◆ SET PROBLEM ◆
Reproduce the material word for word; the images stay out.

◆ Dataset records ◆
- - - -

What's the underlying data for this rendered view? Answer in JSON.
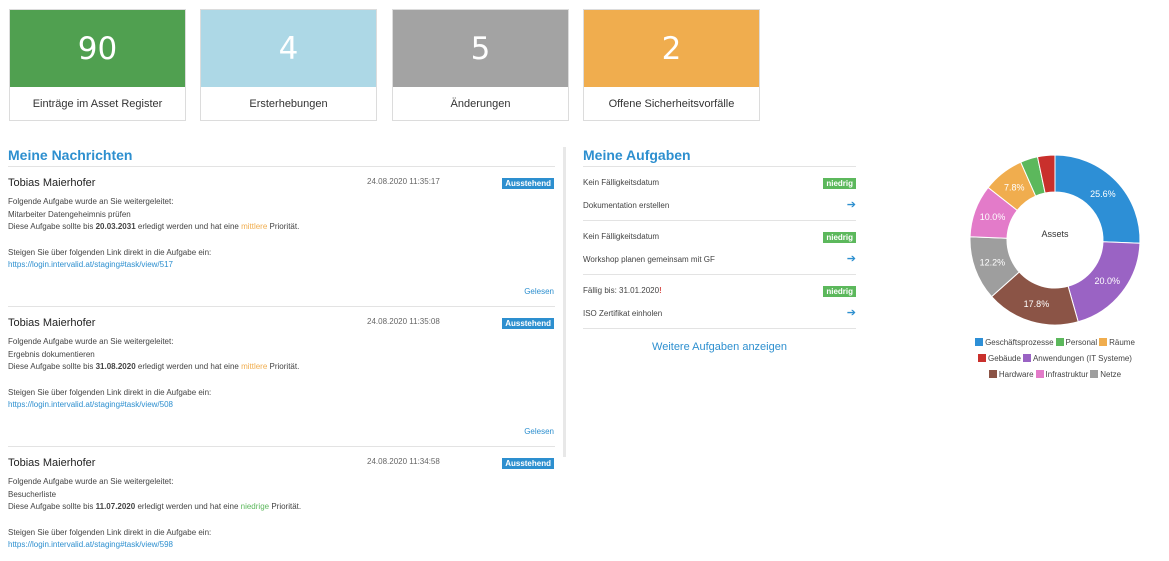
{
  "stats": [
    {
      "value": "90",
      "label": "Einträge im Asset Register",
      "color": "#50a050"
    },
    {
      "value": "4",
      "label": "Ersterhebungen",
      "color": "#add8e6"
    },
    {
      "value": "5",
      "label": "Änderungen",
      "color": "#a3a3a3"
    },
    {
      "value": "2",
      "label": "Offene Sicherheitsvorfälle",
      "color": "#f0ad4e"
    }
  ],
  "messages": {
    "title": "Meine Nachrichten",
    "items": [
      {
        "sender": "Tobias Maierhofer",
        "date": "24.08.2020 11:35:17",
        "badge": "Ausstehend",
        "line1": "Folgende Aufgabe wurde an Sie weitergeleitet:",
        "task": "Mitarbeiter Datengeheimnis prüfen",
        "due_prefix": "Diese Aufgabe sollte bis ",
        "due_date": "20.03.2031",
        "due_mid": " erledigt werden und hat eine ",
        "priority": "mittlere",
        "due_suffix": " Priorität.",
        "link_text": "Steigen Sie über folgenden Link direkt in die Aufgabe ein:",
        "link": "https://login.intervalid.at/staging#task/view/517",
        "read": "Gelesen"
      },
      {
        "sender": "Tobias Maierhofer",
        "date": "24.08.2020 11:35:08",
        "badge": "Ausstehend",
        "line1": "Folgende Aufgabe wurde an Sie weitergeleitet:",
        "task": "Ergebnis dokumentieren",
        "due_prefix": "Diese Aufgabe sollte bis ",
        "due_date": "31.08.2020",
        "due_mid": " erledigt werden und hat eine ",
        "priority": "mittlere",
        "due_suffix": " Priorität.",
        "link_text": "Steigen Sie über folgenden Link direkt in die Aufgabe ein:",
        "link": "https://login.intervalid.at/staging#task/view/508",
        "read": "Gelesen"
      },
      {
        "sender": "Tobias Maierhofer",
        "date": "24.08.2020 11:34:58",
        "badge": "Ausstehend",
        "line1": "Folgende Aufgabe wurde an Sie weitergeleitet:",
        "task": "Besucherliste",
        "due_prefix": "Diese Aufgabe sollte bis ",
        "due_date": "11.07.2020",
        "due_mid": " erledigt werden und hat eine ",
        "priority": "niedrige",
        "due_suffix": " Priorität.",
        "link_text": "Steigen Sie über folgenden Link direkt in die Aufgabe ein:",
        "link": "https://login.intervalid.at/staging#task/view/598"
      }
    ]
  },
  "tasks": {
    "title": "Meine Aufgaben",
    "items": [
      {
        "due": "Kein Fälligkeitsdatum",
        "priority": "niedrig",
        "name": "Dokumentation erstellen"
      },
      {
        "due": "Kein Fälligkeitsdatum",
        "priority": "niedrig",
        "name": "Workshop planen gemeinsam mit GF"
      },
      {
        "due": "Fällig bis: 31.01.2020",
        "overdue_mark": "!",
        "priority": "niedrig",
        "name": "ISO Zertifikat einholen"
      }
    ],
    "more": "Weitere Aufgaben anzeigen"
  },
  "chart_data": {
    "type": "pie",
    "center_label": "Assets",
    "slices": [
      {
        "name": "Geschäftsprozesse",
        "value": 25.6,
        "label": "25.6%",
        "color": "#2d8fd6"
      },
      {
        "name": "Anwendungen (IT Systeme)",
        "value": 20.0,
        "label": "20.0%",
        "color": "#9a63c4"
      },
      {
        "name": "Hardware",
        "value": 17.8,
        "label": "17.8%",
        "color": "#8b5446"
      },
      {
        "name": "Netze",
        "value": 12.2,
        "label": "12.2%",
        "color": "#9e9e9e"
      },
      {
        "name": "Infrastruktur",
        "value": 10.0,
        "label": "10.0%",
        "color": "#e37bc9"
      },
      {
        "name": "Räume",
        "value": 7.8,
        "label": "7.8%",
        "color": "#f0ad4e"
      },
      {
        "name": "Personal",
        "value": 3.3,
        "label": "",
        "color": "#5cb85c"
      },
      {
        "name": "Gebäude",
        "value": 3.3,
        "label": "",
        "color": "#c9302c"
      }
    ],
    "legend": [
      {
        "name": "Geschäftsprozesse",
        "color": "#2d8fd6"
      },
      {
        "name": "Personal",
        "color": "#5cb85c"
      },
      {
        "name": "Räume",
        "color": "#f0ad4e"
      },
      {
        "name": "Gebäude",
        "color": "#c9302c"
      },
      {
        "name": "Anwendungen (IT Systeme)",
        "color": "#9a63c4"
      },
      {
        "name": "Hardware",
        "color": "#8b5446"
      },
      {
        "name": "Infrastruktur",
        "color": "#e37bc9"
      },
      {
        "name": "Netze",
        "color": "#9e9e9e"
      }
    ]
  }
}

- - - -

◆ RESPONSE TO THIS TASK ◆
What's the underlying data for this rendered view? Answer in JSON.
{
  "stats": [
    {
      "value": "90",
      "label": "Einträge im Asset Register",
      "color": "#50a050"
    },
    {
      "value": "4",
      "label": "Ersterhebungen",
      "color": "#add8e6"
    },
    {
      "value": "5",
      "label": "Änderungen",
      "color": "#a3a3a3"
    },
    {
      "value": "2",
      "label": "Offene Sicherheitsvorfälle",
      "color": "#f0ad4e"
    }
  ],
  "messages": {
    "title": "Meine Nachrichten",
    "items": [
      {
        "sender": "Tobias Maierhofer",
        "date": "24.08.2020 11:35:17",
        "badge": "Ausstehend",
        "line1": "Folgende Aufgabe wurde an Sie weitergeleitet:",
        "task": "Mitarbeiter Datengeheimnis prüfen",
        "due_prefix": "Diese Aufgabe sollte bis ",
        "due_date": "20.03.2031",
        "due_mid": " erledigt werden und hat eine ",
        "priority": "mittlere",
        "due_suffix": " Priorität.",
        "link_text": "Steigen Sie über folgenden Link direkt in die Aufgabe ein:",
        "link": "https://login.intervalid.at/staging#task/view/517",
        "read": "Gelesen"
      },
      {
        "sender": "Tobias Maierhofer",
        "date": "24.08.2020 11:35:08",
        "badge": "Ausstehend",
        "line1": "Folgende Aufgabe wurde an Sie weitergeleitet:",
        "task": "Ergebnis dokumentieren",
        "due_prefix": "Diese Aufgabe sollte bis ",
        "due_date": "31.08.2020",
        "due_mid": " erledigt werden und hat eine ",
        "priority": "mittlere",
        "due_suffix": " Priorität.",
        "link_text": "Steigen Sie über folgenden Link direkt in die Aufgabe ein:",
        "link": "https://login.intervalid.at/staging#task/view/508",
        "read": "Gelesen"
      },
      {
        "sender": "Tobias Maierhofer",
        "date": "24.08.2020 11:34:58",
        "badge": "Ausstehend",
        "line1": "Folgende Aufgabe wurde an Sie weitergeleitet:",
        "task": "Besucherliste",
        "due_prefix": "Diese Aufgabe sollte bis ",
        "due_date": "11.07.2020",
        "due_mid": " erledigt werden und hat eine ",
        "priority": "niedrige",
        "due_suffix": " Priorität.",
        "link_text": "Steigen Sie über folgenden Link direkt in die Aufgabe ein:",
        "link": "https://login.intervalid.at/staging#task/view/598"
      }
    ]
  },
  "tasks": {
    "title": "Meine Aufgaben",
    "items": [
      {
        "due": "Kein Fälligkeitsdatum",
        "priority": "niedrig",
        "name": "Dokumentation erstellen"
      },
      {
        "due": "Kein Fälligkeitsdatum",
        "priority": "niedrig",
        "name": "Workshop planen gemeinsam mit GF"
      },
      {
        "due": "Fällig bis: 31.01.2020",
        "overdue_mark": "!",
        "priority": "niedrig",
        "name": "ISO Zertifikat einholen"
      }
    ],
    "more": "Weitere Aufgaben anzeigen"
  },
  "chart_data": {
    "type": "pie",
    "center_label": "Assets",
    "slices": [
      {
        "name": "Geschäftsprozesse",
        "value": 25.6,
        "label": "25.6%",
        "color": "#2d8fd6"
      },
      {
        "name": "Anwendungen (IT Systeme)",
        "value": 20.0,
        "label": "20.0%",
        "color": "#9a63c4"
      },
      {
        "name": "Hardware",
        "value": 17.8,
        "label": "17.8%",
        "color": "#8b5446"
      },
      {
        "name": "Netze",
        "value": 12.2,
        "label": "12.2%",
        "color": "#9e9e9e"
      },
      {
        "name": "Infrastruktur",
        "value": 10.0,
        "label": "10.0%",
        "color": "#e37bc9"
      },
      {
        "name": "Räume",
        "value": 7.8,
        "label": "7.8%",
        "color": "#f0ad4e"
      },
      {
        "name": "Personal",
        "value": 3.3,
        "label": "",
        "color": "#5cb85c"
      },
      {
        "name": "Gebäude",
        "value": 3.3,
        "label": "",
        "color": "#c9302c"
      }
    ],
    "legend": [
      {
        "name": "Geschäftsprozesse",
        "color": "#2d8fd6"
      },
      {
        "name": "Personal",
        "color": "#5cb85c"
      },
      {
        "name": "Räume",
        "color": "#f0ad4e"
      },
      {
        "name": "Gebäude",
        "color": "#c9302c"
      },
      {
        "name": "Anwendungen (IT Systeme)",
        "color": "#9a63c4"
      },
      {
        "name": "Hardware",
        "color": "#8b5446"
      },
      {
        "name": "Infrastruktur",
        "color": "#e37bc9"
      },
      {
        "name": "Netze",
        "color": "#9e9e9e"
      }
    ]
  }
}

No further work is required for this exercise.